◆ **Page**
'''

Back on Bended Knee
                                 By Robert Parry  consortiumnews.com
                                 April 17, 2001

                                The national news media can’t make up its mind if
                                George W. Bush is Gary Cooper, John Wayne or a
                                reincarnation of John F. Kennedy in the Cuban missile crisis.

                                With the end of the standoff with China -- over U.S. military
                                personnel whose plane collided with a Chinese military jet
                                and made an emergency landing on a Chinese island --
                                Bush has been getting rave reviews.

                                Typical of the oohing and aahing, The Washington Post ran
                                a page-one headline calling Bush’s role in the crisis “vigorous.”
                                The story reported that Bush “peppered” an
                                Army general with questions about the condition of the crew.
                                Bush then lectured Secretary of State Colin Powell that
                                “we don’t need to be pointing fingers.”

                                Not finished, Bush “grilled” national security adviser
                                Condoleeza Rice about the precise wording of a letter
                                expressing regret, while making “sure it didn’t go outside
                                the ‘red lines’ he set for negotiators.” [WP, April 12, 2001]

                                Two days later, the Post marveled again in a front-page
                                headline about how “leading actor Bush avoids center stage.”

                                “If public emoting and volubility were signatures of the last
                                president, a certain taciturnity in the face of major news
                                stories is becoming a signature of this one,” the Post
                                reported on April 14. “The more reserved approach, White
                                House officials say, is … an expression of this president’s
                                personal values” -- not apparently his inability to string
                                together a coherent sentence on his own.

                                So Bush, whose rash initial comments against China
                                arguably worsened an already tense situation, turns out to
                                be both an energetic leader – giving pointers to the likes of
                                Colin Powell – and a humble fellow whose “values” prevent
                                him from grandstanding, the way President Clinton would have.

                                After resolving this China crisis with what Bush might call his
                                “mis-underestimated” diplomatic touch, Bush headed off into the
                                Western sunset to spend Easter weekend at his ranch in Texas.

                                Bended Knee

                                For some of us in the Washington news media who lived
                                through the Reagan-Bush era, it was déjà vu all over again.
                                The Reagan-Bush rules were back, with patriotic journalists
                                credulously extolling the skills, the acumen and high-moral
                                character of national leaders, whatever the reality.

                                In the apt description by author Mark Hertsgaard,
                                Washington journalists were “on bended knee” before
                                Ronald Reagan -- and pretty much stayed there under
                                George H.W. Bush. Now, the journalists are back on their
                                knees before Bush's son.

'''

◆ **Dataset records**

'''

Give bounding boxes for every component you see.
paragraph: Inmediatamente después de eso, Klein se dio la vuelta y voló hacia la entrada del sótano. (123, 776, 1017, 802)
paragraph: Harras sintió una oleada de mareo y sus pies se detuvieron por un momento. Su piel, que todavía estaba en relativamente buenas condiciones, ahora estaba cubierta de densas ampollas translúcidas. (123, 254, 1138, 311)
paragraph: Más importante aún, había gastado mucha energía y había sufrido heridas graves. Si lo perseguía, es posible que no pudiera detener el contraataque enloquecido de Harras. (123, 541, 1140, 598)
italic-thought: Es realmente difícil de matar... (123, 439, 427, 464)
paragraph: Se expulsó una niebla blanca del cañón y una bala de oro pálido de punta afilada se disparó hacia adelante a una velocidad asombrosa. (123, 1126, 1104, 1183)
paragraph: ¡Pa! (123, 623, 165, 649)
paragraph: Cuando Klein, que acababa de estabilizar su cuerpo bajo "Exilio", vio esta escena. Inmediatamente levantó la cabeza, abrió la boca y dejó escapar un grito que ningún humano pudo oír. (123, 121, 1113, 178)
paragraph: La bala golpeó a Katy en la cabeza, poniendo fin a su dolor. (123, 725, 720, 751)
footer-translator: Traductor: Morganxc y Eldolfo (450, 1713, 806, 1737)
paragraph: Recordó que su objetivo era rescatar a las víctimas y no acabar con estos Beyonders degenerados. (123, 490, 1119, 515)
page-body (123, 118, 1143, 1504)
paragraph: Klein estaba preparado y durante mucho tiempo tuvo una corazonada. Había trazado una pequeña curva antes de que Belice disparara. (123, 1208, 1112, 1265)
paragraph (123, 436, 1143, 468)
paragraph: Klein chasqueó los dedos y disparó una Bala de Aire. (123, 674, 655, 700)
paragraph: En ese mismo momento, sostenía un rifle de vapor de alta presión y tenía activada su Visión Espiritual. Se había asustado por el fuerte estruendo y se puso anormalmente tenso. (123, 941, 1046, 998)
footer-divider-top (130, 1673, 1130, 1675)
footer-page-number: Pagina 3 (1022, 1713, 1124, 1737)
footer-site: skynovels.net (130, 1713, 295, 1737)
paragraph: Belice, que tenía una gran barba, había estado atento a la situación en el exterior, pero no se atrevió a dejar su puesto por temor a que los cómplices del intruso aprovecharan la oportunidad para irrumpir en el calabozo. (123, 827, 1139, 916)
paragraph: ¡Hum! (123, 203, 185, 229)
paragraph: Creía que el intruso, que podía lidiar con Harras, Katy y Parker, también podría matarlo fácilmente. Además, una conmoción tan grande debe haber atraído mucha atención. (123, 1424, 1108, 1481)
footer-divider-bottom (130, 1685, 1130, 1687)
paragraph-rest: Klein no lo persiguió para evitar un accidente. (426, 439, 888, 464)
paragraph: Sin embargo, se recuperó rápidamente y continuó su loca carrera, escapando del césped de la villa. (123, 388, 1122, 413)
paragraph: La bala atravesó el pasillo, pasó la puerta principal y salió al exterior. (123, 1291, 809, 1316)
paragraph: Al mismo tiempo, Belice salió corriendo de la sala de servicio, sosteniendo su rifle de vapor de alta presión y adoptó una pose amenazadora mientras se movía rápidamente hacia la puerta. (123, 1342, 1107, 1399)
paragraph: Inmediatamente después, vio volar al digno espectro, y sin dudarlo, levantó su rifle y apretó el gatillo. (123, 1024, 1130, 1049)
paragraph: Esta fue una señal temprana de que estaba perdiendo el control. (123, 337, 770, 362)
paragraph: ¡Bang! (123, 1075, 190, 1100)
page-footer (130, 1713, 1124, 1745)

'''
'''

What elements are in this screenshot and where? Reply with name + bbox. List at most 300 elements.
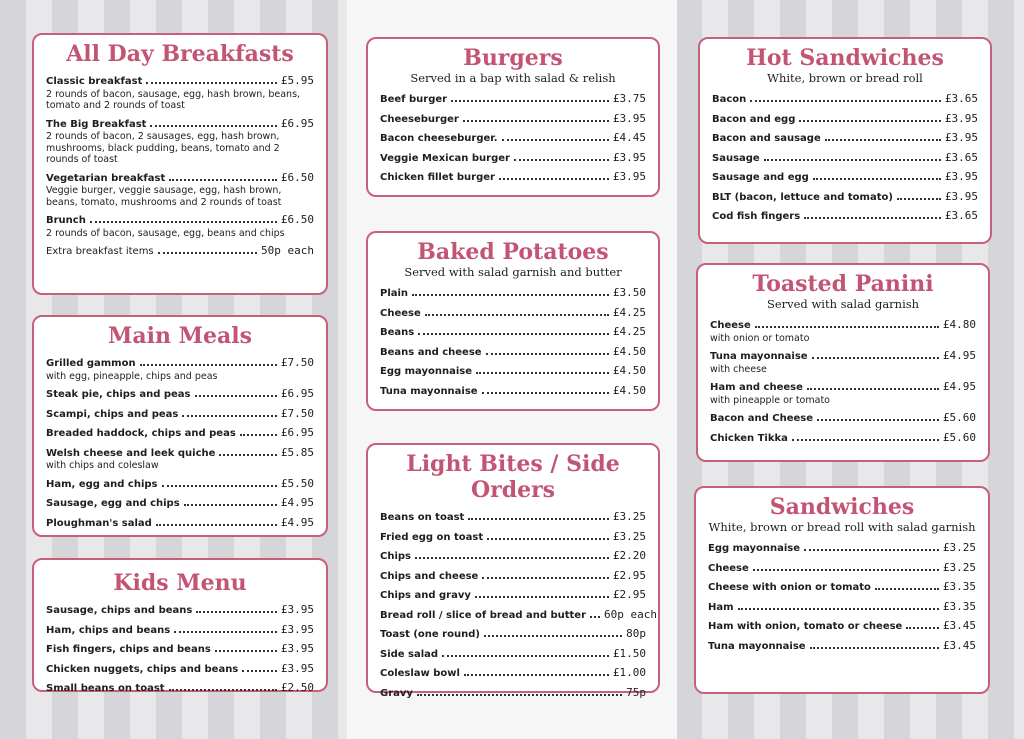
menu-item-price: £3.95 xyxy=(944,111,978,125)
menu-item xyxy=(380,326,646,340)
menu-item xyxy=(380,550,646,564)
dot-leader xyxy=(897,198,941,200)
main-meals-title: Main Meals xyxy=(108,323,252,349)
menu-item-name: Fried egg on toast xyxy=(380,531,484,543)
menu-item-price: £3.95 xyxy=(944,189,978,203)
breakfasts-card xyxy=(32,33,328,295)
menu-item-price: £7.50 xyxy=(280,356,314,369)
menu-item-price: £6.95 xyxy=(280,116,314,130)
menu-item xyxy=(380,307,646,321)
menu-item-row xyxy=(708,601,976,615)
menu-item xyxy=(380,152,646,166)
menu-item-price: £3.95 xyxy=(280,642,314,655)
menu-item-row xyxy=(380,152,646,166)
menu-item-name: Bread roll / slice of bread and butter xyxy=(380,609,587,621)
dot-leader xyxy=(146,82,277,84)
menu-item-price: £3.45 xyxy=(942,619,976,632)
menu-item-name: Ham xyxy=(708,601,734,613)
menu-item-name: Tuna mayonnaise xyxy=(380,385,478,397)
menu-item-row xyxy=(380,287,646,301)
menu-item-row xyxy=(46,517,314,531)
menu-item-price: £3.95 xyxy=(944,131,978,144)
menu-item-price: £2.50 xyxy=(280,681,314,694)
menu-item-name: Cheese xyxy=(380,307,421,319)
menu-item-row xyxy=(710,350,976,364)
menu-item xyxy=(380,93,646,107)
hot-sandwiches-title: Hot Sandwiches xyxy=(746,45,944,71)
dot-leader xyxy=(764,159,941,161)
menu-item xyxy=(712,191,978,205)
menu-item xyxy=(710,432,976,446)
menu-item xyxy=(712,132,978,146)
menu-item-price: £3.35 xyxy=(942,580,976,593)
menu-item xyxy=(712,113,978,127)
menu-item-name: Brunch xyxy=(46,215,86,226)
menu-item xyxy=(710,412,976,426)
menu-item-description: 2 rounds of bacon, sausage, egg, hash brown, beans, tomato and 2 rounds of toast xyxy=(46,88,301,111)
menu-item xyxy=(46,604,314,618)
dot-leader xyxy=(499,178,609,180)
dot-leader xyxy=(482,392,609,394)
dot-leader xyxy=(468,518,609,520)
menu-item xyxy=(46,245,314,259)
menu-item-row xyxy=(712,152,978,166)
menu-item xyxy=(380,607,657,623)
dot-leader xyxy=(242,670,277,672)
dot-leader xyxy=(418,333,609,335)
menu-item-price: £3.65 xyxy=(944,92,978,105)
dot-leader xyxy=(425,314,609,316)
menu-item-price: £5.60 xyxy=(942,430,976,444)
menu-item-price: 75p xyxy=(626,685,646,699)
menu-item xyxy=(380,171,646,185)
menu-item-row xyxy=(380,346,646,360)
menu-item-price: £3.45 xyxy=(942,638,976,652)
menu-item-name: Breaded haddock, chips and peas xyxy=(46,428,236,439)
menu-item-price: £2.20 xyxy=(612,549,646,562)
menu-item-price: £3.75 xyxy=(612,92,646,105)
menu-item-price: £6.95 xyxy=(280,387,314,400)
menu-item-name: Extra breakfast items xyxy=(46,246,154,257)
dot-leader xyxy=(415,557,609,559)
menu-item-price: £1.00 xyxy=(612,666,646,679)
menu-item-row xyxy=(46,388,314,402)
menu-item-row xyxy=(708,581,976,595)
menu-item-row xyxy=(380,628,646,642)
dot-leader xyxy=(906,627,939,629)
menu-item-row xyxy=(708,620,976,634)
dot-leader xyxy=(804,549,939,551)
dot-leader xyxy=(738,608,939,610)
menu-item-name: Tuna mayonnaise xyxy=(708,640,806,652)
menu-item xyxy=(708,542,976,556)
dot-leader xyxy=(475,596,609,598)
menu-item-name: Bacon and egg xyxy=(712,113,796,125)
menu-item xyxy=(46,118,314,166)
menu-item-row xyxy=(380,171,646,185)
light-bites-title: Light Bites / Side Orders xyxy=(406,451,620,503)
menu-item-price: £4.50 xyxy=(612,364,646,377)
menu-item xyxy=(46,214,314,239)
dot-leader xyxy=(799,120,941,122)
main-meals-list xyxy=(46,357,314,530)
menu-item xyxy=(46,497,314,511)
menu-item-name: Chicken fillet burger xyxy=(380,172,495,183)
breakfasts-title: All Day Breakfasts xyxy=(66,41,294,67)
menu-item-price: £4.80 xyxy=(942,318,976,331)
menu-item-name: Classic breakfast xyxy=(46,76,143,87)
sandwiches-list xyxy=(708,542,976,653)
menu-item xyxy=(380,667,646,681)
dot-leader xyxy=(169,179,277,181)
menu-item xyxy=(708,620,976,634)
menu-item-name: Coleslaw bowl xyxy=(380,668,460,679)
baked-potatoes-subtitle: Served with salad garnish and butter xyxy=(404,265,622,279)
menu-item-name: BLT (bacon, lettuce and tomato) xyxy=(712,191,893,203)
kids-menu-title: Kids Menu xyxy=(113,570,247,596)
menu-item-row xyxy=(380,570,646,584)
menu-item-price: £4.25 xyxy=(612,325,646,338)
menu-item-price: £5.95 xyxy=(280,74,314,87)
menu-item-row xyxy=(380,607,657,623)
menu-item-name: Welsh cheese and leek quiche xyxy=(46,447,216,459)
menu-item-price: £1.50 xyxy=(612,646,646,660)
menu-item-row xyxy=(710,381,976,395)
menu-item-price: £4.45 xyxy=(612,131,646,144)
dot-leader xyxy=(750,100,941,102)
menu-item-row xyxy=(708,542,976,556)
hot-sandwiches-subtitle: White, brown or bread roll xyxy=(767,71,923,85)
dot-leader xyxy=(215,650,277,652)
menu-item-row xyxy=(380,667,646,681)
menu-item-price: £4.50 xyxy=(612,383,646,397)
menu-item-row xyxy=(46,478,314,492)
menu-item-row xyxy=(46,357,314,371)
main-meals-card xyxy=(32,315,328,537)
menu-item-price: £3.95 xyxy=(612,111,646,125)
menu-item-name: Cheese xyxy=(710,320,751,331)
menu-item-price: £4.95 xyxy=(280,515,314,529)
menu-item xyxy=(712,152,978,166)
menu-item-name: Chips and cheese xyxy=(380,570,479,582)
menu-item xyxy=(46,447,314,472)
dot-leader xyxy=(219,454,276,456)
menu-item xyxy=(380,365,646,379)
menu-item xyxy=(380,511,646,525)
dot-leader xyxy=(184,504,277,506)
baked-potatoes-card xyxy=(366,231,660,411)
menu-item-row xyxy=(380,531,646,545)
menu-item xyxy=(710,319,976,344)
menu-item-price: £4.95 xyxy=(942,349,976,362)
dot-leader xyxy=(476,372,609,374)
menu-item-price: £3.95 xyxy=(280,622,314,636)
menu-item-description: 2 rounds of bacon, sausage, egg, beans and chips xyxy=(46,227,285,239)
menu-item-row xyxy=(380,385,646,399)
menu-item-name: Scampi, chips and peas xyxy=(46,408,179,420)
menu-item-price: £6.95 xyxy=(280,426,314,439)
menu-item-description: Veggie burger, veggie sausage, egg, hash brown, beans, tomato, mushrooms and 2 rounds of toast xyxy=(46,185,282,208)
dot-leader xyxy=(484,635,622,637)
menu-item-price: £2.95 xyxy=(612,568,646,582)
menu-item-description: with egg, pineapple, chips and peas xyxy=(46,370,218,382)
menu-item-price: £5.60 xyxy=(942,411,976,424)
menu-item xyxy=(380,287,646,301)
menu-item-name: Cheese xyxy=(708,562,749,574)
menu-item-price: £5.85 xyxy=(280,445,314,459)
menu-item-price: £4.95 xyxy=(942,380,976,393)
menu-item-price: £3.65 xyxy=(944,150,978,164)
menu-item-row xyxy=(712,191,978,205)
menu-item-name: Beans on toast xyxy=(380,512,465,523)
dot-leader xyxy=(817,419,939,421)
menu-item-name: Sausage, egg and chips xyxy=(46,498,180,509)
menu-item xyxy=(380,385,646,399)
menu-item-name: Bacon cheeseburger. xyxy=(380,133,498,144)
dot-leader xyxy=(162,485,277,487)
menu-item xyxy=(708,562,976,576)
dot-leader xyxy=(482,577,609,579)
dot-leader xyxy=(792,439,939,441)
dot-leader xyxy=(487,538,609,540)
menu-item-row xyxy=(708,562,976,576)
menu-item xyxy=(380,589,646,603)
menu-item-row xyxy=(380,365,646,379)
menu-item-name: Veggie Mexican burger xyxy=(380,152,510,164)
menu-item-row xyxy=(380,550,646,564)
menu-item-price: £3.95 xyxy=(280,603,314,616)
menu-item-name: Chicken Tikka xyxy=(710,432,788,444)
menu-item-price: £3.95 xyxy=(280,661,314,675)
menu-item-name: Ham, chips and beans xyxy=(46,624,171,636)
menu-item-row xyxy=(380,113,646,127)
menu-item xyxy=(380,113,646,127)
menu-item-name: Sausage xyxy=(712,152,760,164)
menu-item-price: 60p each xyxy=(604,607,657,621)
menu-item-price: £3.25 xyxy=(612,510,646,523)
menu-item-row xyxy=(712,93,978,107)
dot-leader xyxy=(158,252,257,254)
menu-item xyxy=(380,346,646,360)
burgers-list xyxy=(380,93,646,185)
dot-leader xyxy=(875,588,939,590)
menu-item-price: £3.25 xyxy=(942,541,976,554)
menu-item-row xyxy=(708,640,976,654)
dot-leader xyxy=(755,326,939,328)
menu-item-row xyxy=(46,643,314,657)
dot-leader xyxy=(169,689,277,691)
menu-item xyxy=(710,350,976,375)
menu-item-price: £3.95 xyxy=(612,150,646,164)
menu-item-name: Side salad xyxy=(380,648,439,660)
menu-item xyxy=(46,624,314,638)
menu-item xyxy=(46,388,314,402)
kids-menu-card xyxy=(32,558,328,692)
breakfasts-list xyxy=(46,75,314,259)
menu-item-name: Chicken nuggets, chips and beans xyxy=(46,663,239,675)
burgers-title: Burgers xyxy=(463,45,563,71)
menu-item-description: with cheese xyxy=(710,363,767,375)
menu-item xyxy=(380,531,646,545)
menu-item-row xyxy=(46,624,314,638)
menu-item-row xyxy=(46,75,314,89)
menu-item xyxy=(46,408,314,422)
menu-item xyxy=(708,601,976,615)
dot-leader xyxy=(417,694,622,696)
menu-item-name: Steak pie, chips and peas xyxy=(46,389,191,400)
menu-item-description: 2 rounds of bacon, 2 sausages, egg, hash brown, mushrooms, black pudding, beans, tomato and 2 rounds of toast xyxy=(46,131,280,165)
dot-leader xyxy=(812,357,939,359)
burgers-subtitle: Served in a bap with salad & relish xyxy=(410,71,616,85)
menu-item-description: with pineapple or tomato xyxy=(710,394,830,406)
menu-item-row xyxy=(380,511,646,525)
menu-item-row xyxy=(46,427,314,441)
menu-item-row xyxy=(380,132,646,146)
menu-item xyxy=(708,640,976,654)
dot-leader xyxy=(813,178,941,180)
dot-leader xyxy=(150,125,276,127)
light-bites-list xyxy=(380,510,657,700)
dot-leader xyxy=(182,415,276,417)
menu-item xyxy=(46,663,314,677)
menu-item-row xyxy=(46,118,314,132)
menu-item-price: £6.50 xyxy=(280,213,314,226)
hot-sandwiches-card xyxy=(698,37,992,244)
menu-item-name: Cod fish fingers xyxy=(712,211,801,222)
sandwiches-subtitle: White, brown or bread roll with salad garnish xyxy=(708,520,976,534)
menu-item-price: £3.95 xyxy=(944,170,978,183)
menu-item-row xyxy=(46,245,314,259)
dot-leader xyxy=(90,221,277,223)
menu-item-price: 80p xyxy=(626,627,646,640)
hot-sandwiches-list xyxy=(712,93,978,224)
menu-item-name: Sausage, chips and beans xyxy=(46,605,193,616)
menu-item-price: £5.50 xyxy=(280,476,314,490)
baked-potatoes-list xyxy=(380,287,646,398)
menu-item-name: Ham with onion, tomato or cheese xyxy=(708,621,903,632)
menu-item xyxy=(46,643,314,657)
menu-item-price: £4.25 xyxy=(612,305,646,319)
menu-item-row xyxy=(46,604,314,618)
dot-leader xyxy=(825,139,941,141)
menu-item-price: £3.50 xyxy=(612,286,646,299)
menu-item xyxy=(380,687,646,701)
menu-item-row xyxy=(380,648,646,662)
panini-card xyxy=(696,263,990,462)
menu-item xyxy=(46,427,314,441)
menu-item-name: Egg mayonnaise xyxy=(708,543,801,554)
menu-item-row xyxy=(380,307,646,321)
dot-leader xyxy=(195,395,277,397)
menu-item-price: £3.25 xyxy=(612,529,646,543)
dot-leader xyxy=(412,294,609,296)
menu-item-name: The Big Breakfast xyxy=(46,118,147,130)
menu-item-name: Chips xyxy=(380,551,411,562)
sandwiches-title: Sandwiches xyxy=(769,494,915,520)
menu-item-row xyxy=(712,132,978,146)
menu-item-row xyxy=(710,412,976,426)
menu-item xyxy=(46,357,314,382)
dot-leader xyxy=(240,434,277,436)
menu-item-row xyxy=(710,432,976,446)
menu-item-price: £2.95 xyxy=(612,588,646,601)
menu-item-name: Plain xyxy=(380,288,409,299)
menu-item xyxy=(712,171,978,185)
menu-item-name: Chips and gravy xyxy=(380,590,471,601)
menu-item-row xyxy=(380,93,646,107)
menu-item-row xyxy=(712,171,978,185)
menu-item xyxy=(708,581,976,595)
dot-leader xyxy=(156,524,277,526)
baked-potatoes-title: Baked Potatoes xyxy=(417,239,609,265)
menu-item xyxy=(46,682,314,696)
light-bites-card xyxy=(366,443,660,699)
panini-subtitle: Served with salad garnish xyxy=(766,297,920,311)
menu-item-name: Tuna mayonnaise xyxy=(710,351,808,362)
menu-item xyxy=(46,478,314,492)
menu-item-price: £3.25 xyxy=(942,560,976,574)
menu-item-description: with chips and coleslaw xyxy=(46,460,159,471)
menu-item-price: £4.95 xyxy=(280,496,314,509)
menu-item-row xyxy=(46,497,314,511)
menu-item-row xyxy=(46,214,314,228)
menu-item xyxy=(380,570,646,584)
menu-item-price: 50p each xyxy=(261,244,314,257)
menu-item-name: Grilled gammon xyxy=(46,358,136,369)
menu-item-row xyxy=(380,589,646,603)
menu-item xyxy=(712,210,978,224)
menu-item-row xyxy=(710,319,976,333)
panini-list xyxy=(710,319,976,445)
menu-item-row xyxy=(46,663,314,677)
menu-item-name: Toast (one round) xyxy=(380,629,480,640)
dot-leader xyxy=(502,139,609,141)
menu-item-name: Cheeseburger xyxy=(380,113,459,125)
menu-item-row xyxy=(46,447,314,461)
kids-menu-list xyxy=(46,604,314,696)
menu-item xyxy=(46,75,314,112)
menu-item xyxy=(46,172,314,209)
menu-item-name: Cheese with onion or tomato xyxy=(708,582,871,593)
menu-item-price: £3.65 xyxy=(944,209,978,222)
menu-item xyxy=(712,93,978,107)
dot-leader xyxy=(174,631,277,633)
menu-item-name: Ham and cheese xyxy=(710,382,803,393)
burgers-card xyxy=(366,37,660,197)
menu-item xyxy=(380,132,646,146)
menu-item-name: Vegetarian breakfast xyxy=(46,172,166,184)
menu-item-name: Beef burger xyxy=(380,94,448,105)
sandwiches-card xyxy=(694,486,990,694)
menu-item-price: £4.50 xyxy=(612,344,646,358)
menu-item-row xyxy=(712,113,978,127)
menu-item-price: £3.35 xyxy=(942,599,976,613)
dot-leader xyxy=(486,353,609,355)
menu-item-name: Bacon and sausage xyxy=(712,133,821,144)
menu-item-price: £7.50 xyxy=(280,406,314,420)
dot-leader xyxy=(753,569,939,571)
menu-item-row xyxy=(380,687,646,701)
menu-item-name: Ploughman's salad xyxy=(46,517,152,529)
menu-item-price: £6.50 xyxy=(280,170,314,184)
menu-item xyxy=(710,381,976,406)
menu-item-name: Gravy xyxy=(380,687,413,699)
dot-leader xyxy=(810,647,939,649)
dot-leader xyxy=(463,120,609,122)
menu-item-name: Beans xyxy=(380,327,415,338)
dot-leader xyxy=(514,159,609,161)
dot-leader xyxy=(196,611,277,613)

'''
'''

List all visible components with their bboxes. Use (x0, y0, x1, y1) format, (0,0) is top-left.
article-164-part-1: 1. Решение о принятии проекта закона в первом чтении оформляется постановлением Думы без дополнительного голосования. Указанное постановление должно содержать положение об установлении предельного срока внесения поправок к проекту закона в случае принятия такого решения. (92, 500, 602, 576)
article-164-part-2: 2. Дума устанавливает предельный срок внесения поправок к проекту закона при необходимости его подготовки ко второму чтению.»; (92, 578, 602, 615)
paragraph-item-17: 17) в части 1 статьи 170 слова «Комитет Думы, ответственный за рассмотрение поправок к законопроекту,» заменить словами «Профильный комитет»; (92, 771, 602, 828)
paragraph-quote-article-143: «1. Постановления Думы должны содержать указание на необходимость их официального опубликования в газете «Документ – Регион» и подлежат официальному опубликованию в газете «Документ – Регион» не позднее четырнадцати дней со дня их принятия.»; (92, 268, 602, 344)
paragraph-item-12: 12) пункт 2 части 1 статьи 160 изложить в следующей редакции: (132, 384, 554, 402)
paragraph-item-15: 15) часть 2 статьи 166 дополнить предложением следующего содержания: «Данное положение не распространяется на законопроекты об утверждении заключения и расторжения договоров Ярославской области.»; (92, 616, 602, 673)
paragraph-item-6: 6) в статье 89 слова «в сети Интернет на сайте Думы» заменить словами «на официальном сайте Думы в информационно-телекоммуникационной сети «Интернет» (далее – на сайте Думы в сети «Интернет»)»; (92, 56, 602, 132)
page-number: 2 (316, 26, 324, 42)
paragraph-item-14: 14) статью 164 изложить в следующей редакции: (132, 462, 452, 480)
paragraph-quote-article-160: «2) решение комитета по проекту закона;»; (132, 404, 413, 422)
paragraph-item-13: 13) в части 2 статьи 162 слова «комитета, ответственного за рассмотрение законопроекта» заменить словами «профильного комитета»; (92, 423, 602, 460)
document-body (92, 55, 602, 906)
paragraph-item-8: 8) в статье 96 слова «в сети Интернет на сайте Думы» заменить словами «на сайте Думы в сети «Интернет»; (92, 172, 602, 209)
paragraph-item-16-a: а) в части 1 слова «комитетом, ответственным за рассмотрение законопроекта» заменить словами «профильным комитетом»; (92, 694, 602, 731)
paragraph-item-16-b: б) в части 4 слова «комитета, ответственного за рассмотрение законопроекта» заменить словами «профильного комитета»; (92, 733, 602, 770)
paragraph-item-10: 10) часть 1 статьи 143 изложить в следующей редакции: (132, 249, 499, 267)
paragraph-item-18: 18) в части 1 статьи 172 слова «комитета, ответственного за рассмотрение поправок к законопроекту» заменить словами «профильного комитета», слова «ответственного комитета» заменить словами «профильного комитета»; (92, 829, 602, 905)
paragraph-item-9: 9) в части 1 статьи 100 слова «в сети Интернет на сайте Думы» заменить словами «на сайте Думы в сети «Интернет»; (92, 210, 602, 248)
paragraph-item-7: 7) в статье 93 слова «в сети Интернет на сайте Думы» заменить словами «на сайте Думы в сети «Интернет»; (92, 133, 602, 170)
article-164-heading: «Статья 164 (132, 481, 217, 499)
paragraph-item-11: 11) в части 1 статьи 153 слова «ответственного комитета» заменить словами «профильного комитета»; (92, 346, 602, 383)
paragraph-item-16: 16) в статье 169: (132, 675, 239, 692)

'''

◆ **Required tasks**
(1) Rewrite the article from "With the end" up to and including "of the crew.", putting "confrontation" in place of "standoff".
(2) Please carry on the article about Bush and the press from its last sentence.

◆ **Written responses**
(1)
With the end of the confrontation with China -- over U.S. military
                                personnel whose plane collided with a Chinese military jet
                                and made an emergency landing on a Chinese island --
                                Bush has been getting rave reviews.

                                Typical of the oohing and aahing, The Washington Post ran
                                a page-one headline calling Bush’s role in the crisis “vigorous.”
                                The story reported that Bush “peppered” an
                                Army general with questions about the condition of the crew.

(2)
                                During the eight years of Bill Clinton, of course, opposite
                                rules applied. It was the media’s duty to expose every
                                conceivable flaw in that president’s Arkansas business
                                dealings and in his personal life.

                                The same relentless negativity applied to Al Gore, who was
                                labeled “delusional” and suffering from other psychiatric
                                illnesses after the media sifted through his public
                                statements and claimed to find slight exaggerations, many
                                of which actually resulted from shoddy reporting about what
                                Gore actually said.

                                In its renewed gullibility, the Washington press corps now
                                promotes an image of Bush as a leader who is forceful yet
                                humble, principled yet compassionate.

                                But what the press didn’t want to advertise was that these
                                so-called “tick tocks” – the minute-by-minute,
                                behind-the-scenes accounts of the China standoff – were
                                manufactured by Bush’s image-handlers who controlled all
                                access to this supposed inside-story.

                                At major newsmagazines, such as Time and Newsweek,
                                tick-tocks have long been vital for the novelistic style of
                                writing. But today, that taste for the inside scoop is
                                important to pundits and other reporters as well, allowing
                                clever press spokesmen to spoon feed favored journalists
                                with these precious details – often exaggerations or
                                borderline fiction – to manipulate the media’s presentation
                                of the stories to the public.

                                Bored About Florida

                                How uncritically the national news media is doing its job is
                                highlighted, too, by its disinterest in new disclosures about
                                wrongdoing in the Florida election.

                                Eager to accept the legitimacy of the Bush White House,
                                the national press corps either has turned a blind eye to
                                growing evidence of a rigged election or has manipulated
                                the results of unofficial statewide recounts to bolster the
                                impression of Bush as the rightful winner.

                                The Miami Herald and USA Today conducted a review of
                                the state’s undervotes and found that by applying a
                                clear-intent-of-the-voter standard – partially
                                punched-through ballots and others where indentations
                                occurred in multiple races, indicating a malfunctioning
                                voting machine – Al Gore won the state by 299 votes. Only if
                                all indentations are ignored could Bush have prevailed.

                                But instead of highlighting these facts, the two newspapers
                                chose to delete Gore’s gains in three-plus counties and thus
                                assert that Bush was the real winner.

                                The newspapers’ rationale for subtracting Gore’s gains was
                                an interpretation of the last-minute Florida Supreme Court
                                ruling on Dec. 8 that had tried to achieve a common
                                statewide solution to the recount. The newspapers read that
                                ruling as not requiring a review of disputed ballots in the
                                three-plus counties where recounts had already occurred.

                                Whether those disputed ballots might or might not have
                                undergone judicial examination along with the state’s other
                                disputed ballots remains unclear because the process was
                                never completed. The statewide recount was aborted the
                                next day at Bush’s request by five Republican justices on
                                the U.S. Supreme Court.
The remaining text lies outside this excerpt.